Your instructions ▸
Every record should be repeated exactly, except that pictures are left out.

(Records from a data collection)
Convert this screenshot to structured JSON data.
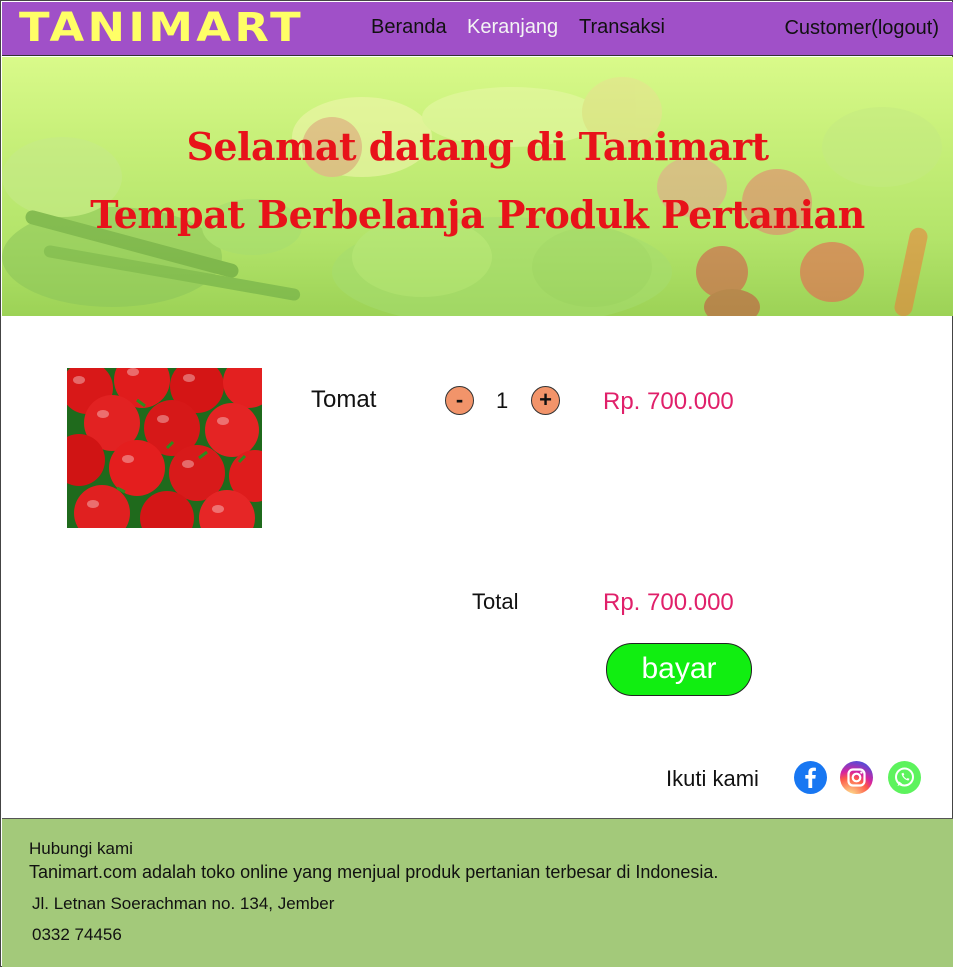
{
  "header": {
    "logo": "TANIMART",
    "nav": [
      "Beranda",
      "Keranjang",
      "Transaksi"
    ],
    "user": "Customer(logout)",
    "background": "#a050c8",
    "logo_color": "#ffff66"
  },
  "banner": {
    "line1": "Selamat datang di Tanimart",
    "line2": "Tempat Berbelanja Produk Pertanian",
    "text_color": "#e8121a"
  },
  "cart": {
    "item": {
      "name": "Tomat",
      "minus": "-",
      "quantity": "1",
      "plus": "+",
      "price": "Rp. 700.000",
      "image": "tomatoes-image"
    },
    "total_label": "Total",
    "total_value": "Rp. 700.000",
    "pay_button": "bayar",
    "price_color": "#e0206a",
    "pay_button_color": "#11ee11"
  },
  "social": {
    "label": "Ikuti kami",
    "icons": [
      "facebook-icon",
      "instagram-icon",
      "whatsapp-icon"
    ]
  },
  "footer": {
    "title": "Hubungi kami",
    "description": "Tanimart.com adalah toko online yang menjual produk pertanian terbesar di Indonesia.",
    "address": "Jl. Letnan Soerachman no. 134, Jember",
    "phone": "0332 74456",
    "background": "#a3c97a"
  }
}
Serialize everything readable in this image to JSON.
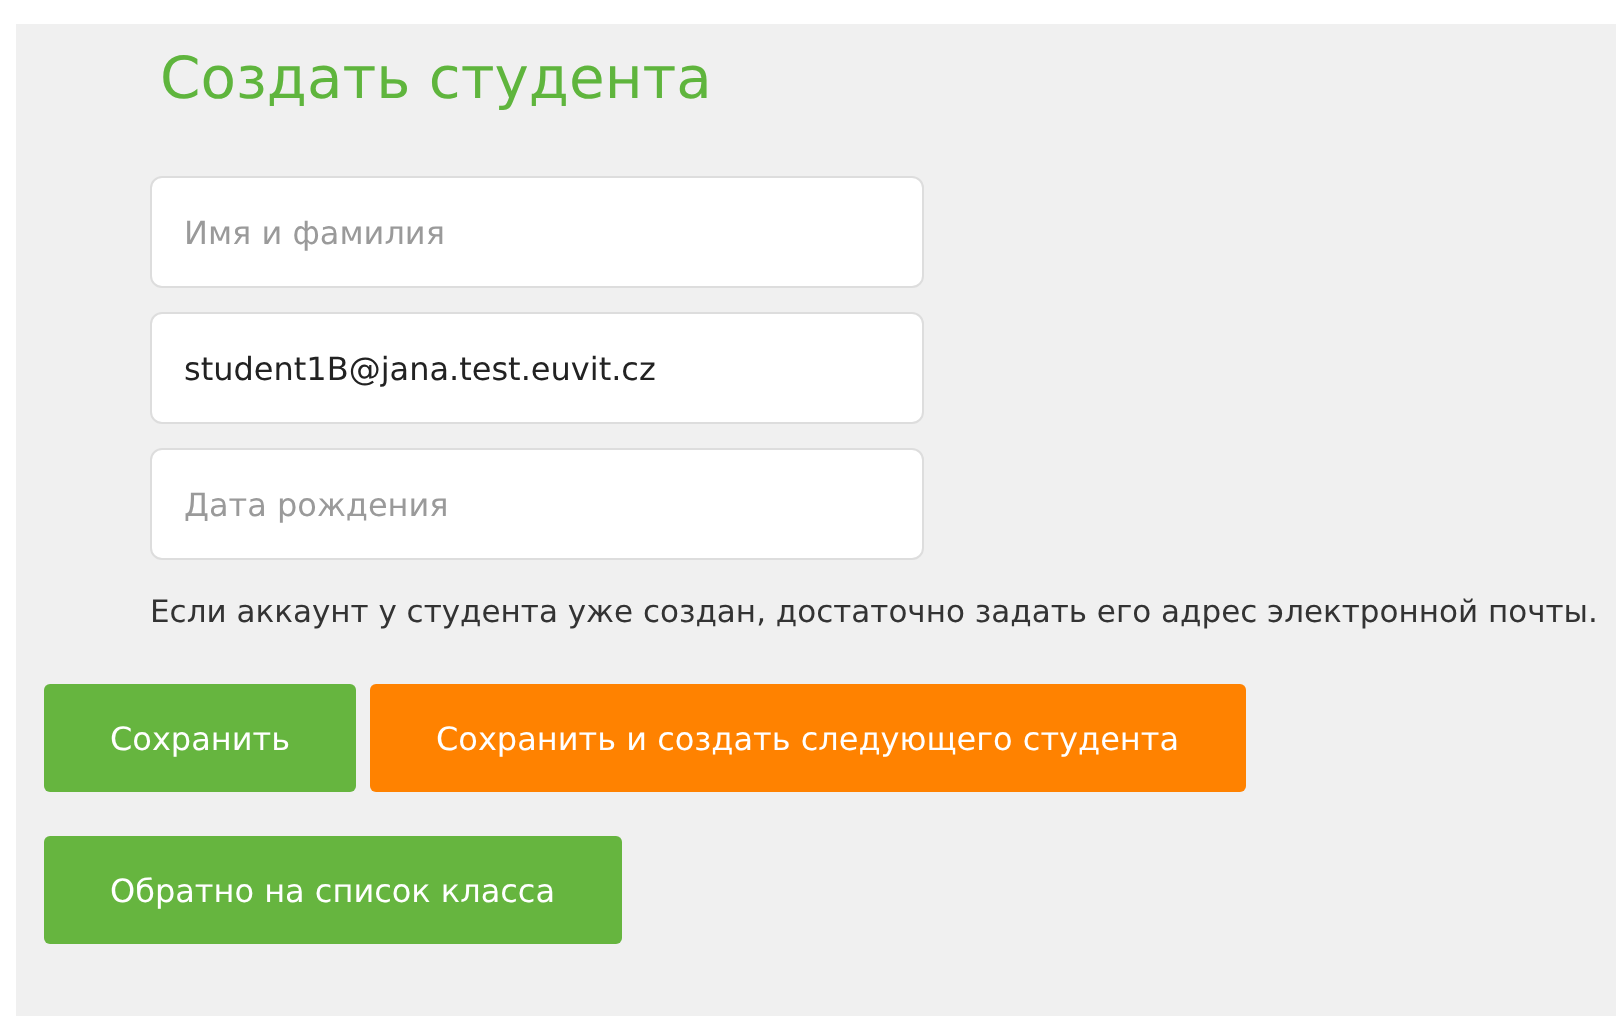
{
  "title": "Создать студента",
  "fields": [
    {
      "placeholder": "Имя и фамилия"
    },
    {
      "value": "student1B@jana.test.euvit.cz"
    },
    {
      "placeholder": "Дата рождения"
    }
  ],
  "hint": "Если аккаунт у студента уже создан, достаточно задать его адрес электронной почты.",
  "buttons": [
    {
      "label": "Сохранить",
      "kind": "primary"
    },
    {
      "label": "Сохранить и создать следующего студента",
      "kind": "accent"
    },
    {
      "label": "Обратно на список класса",
      "kind": "primary"
    }
  ]
}
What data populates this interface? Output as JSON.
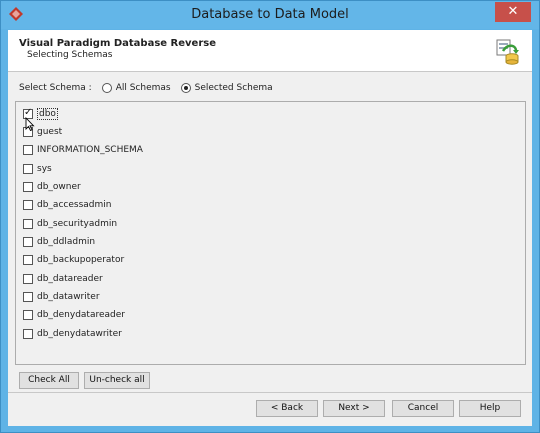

Answer ▸
Convert this screenshot to structured JSON data.
{
  "header": {
    "logo": "TANIMART",
    "nav": [
      "Beranda",
      "Keranjang",
      "Transaksi"
    ],
    "user": "Customer(logout)",
    "background": "#a050c8",
    "logo_color": "#ffff66"
  },
  "banner": {
    "line1": "Selamat datang di Tanimart",
    "line2": "Tempat Berbelanja Produk Pertanian",
    "text_color": "#e8121a"
  },
  "cart": {
    "item": {
      "name": "Tomat",
      "minus": "-",
      "quantity": "1",
      "plus": "+",
      "price": "Rp. 700.000",
      "image": "tomatoes-image"
    },
    "total_label": "Total",
    "total_value": "Rp. 700.000",
    "pay_button": "bayar",
    "price_color": "#e0206a",
    "pay_button_color": "#11ee11"
  },
  "social": {
    "label": "Ikuti kami",
    "icons": [
      "facebook-icon",
      "instagram-icon",
      "whatsapp-icon"
    ]
  },
  "footer": {
    "title": "Hubungi kami",
    "description": "Tanimart.com adalah toko online yang menjual produk pertanian terbesar di Indonesia.",
    "address": "Jl. Letnan Soerachman no. 134, Jember",
    "phone": "0332 74456",
    "background": "#a3c97a"
  }
}
Serialize everything readable in this image to JSON.
{
  "title": "Создать студента",
  "fields": [
    {
      "placeholder": "Имя и фамилия"
    },
    {
      "value": "student1B@jana.test.euvit.cz"
    },
    {
      "placeholder": "Дата рождения"
    }
  ],
  "hint": "Если аккаунт у студента уже создан, достаточно задать его адрес электронной почты.",
  "buttons": [
    {
      "label": "Сохранить",
      "kind": "primary"
    },
    {
      "label": "Сохранить и создать следующего студента",
      "kind": "accent"
    },
    {
      "label": "Обратно на список класса",
      "kind": "primary"
    }
  ]
}
What data populates this interface? Output as JSON.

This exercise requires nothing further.